Figure contents as structured data:

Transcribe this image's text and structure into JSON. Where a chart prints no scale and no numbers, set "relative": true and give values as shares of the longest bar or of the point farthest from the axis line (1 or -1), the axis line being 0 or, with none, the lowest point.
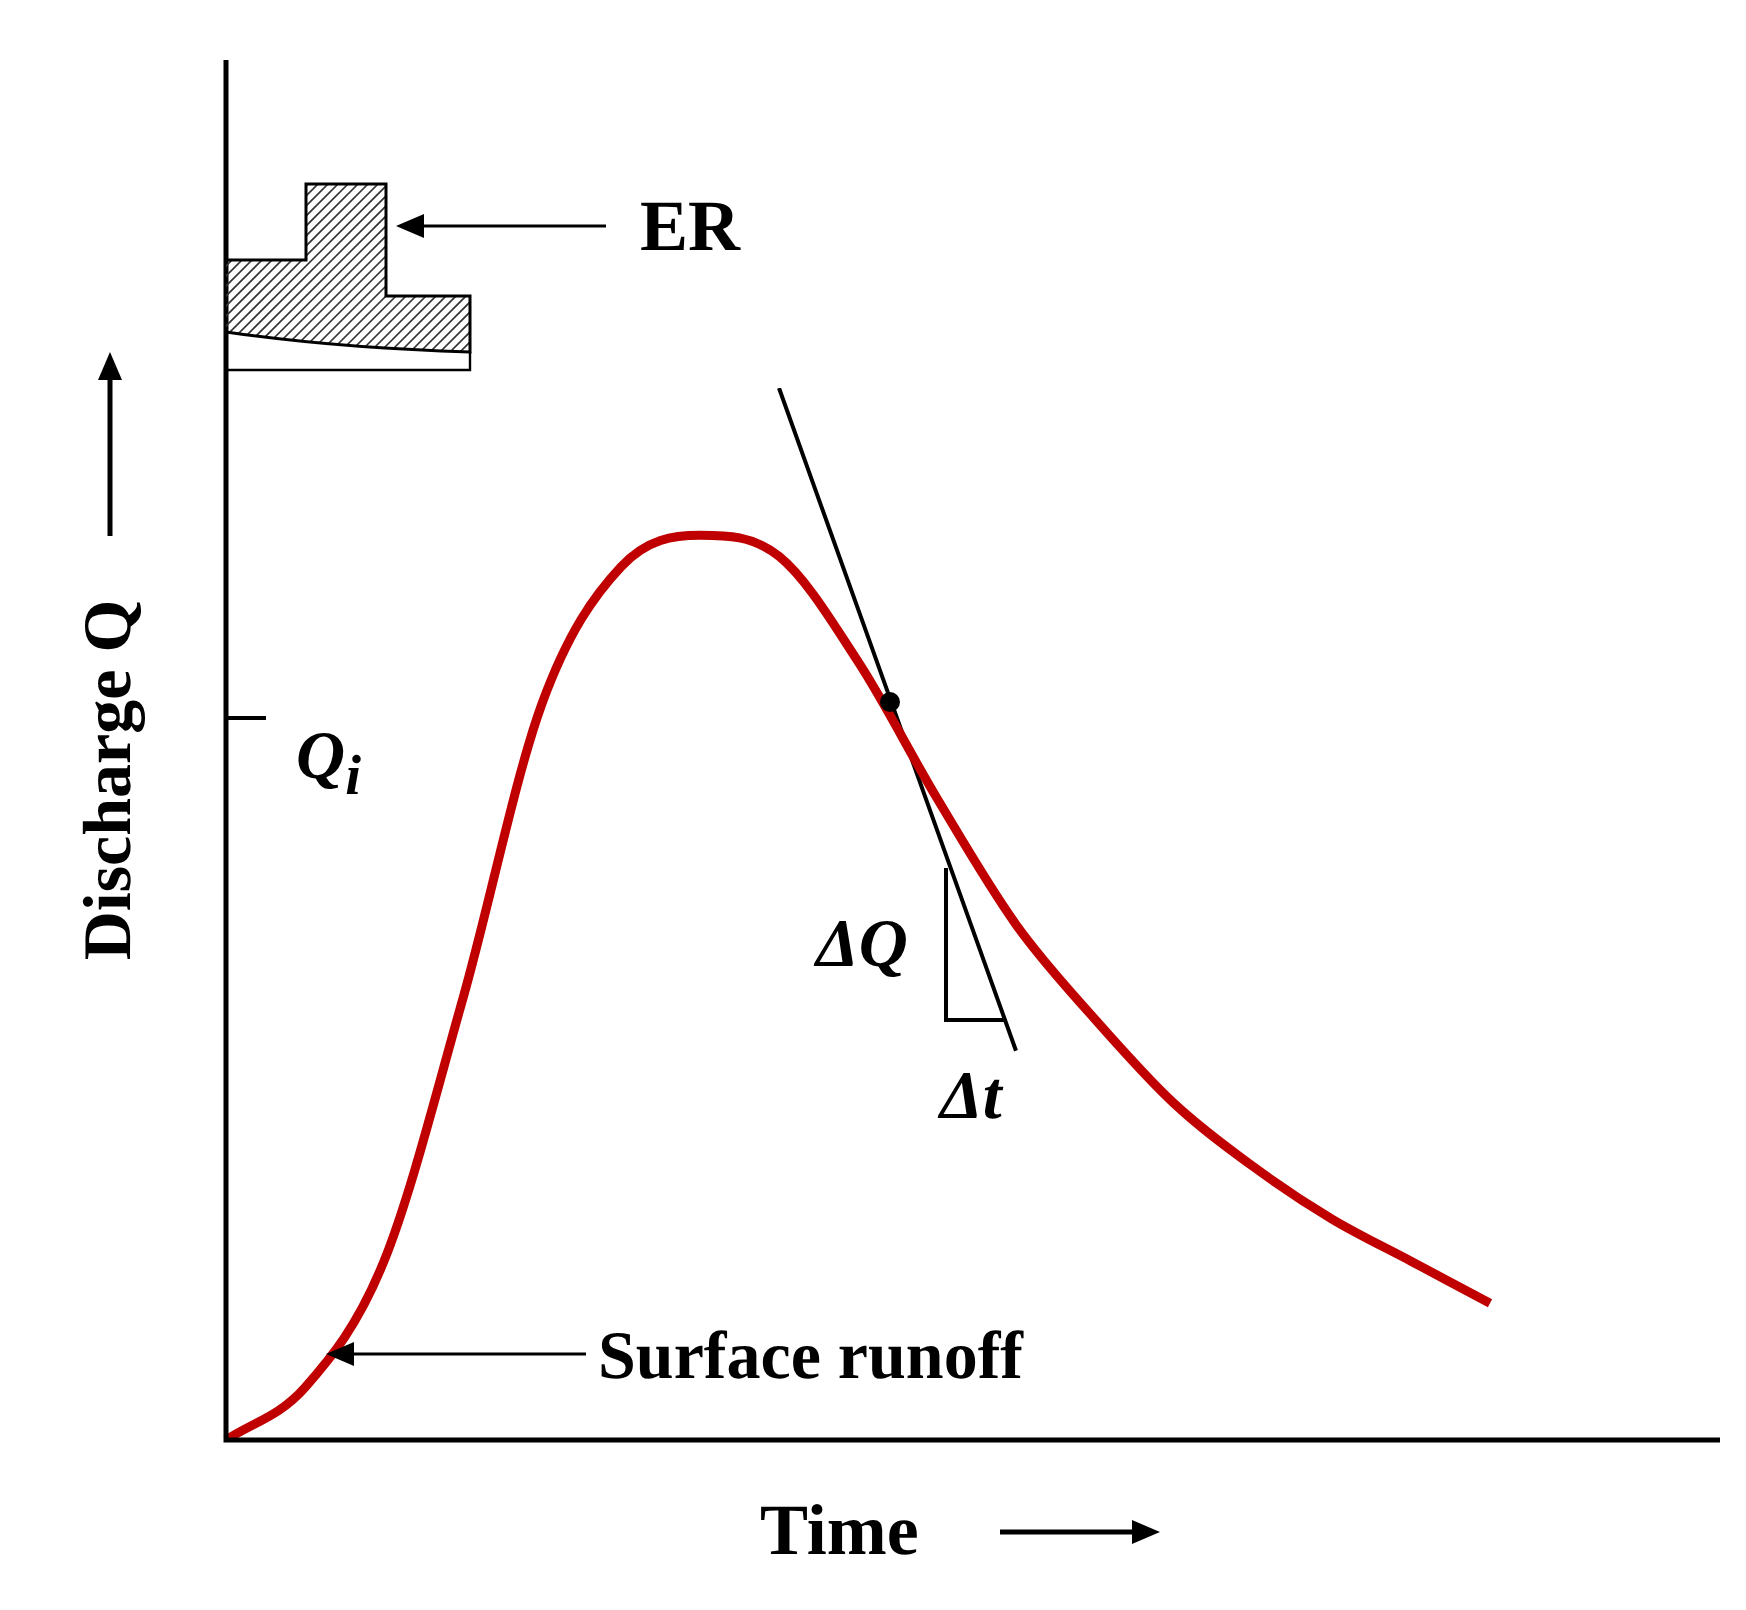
{
  "chart_data": {
    "type": "line",
    "relative": true,
    "xlabel": "Time",
    "ylabel": "Discharge Q",
    "legend": false,
    "marker": "none",
    "categories": [
      null,
      null,
      null,
      null,
      null,
      null,
      null,
      null,
      null,
      null,
      null,
      null,
      null,
      null,
      null,
      null,
      null
    ],
    "series": [
      {
        "color": "#c00000",
        "values": [
          0,
          0.05,
          0.17,
          0.42,
          0.7,
          0.83,
          0.86,
          0.84,
          0.74,
          0.61,
          0.49,
          0.4,
          0.32,
          0.26,
          0.21,
          0.17,
          0.13
        ]
      },
      {
        "color": "#000000",
        "values": [
          null,
          null,
          null,
          null,
          null,
          null,
          null,
          1,
          0.79,
          0.58,
          0.37,
          null,
          null,
          null,
          null,
          null,
          null
        ]
      }
    ],
    "annotations": [
      "ER",
      "Q$_{i}$",
      "ΔQ",
      "Δt",
      "Surface runoff"
    ]
  }
}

» WHAT IS NEEDED
Your copy should hold every record word for word and none of the pictures.

» SOLUTION TO THE PROBLEM
Transcribe this image's text and structure into JSON. Where a chart prints no scale and no numbers, set "relative": true and give values as shares of the longest bar or of the point farthest from the axis line (1 or -1), the axis line being 0 or, with none, the lowest point.
{
  "chart_data": {
    "type": "line",
    "relative": true,
    "xlabel": "Time",
    "ylabel": "Discharge Q",
    "legend": false,
    "marker": "none",
    "categories": [
      null,
      null,
      null,
      null,
      null,
      null,
      null,
      null,
      null,
      null,
      null,
      null,
      null,
      null,
      null,
      null,
      null
    ],
    "series": [
      {
        "color": "#c00000",
        "values": [
          0,
          0.05,
          0.17,
          0.42,
          0.7,
          0.83,
          0.86,
          0.84,
          0.74,
          0.61,
          0.49,
          0.4,
          0.32,
          0.26,
          0.21,
          0.17,
          0.13
        ]
      },
      {
        "color": "#000000",
        "values": [
          null,
          null,
          null,
          null,
          null,
          null,
          null,
          1,
          0.79,
          0.58,
          0.37,
          null,
          null,
          null,
          null,
          null,
          null
        ]
      }
    ],
    "annotations": [
      "ER",
      "Q$_{i}$",
      "ΔQ",
      "Δt",
      "Surface runoff"
    ]
  }
}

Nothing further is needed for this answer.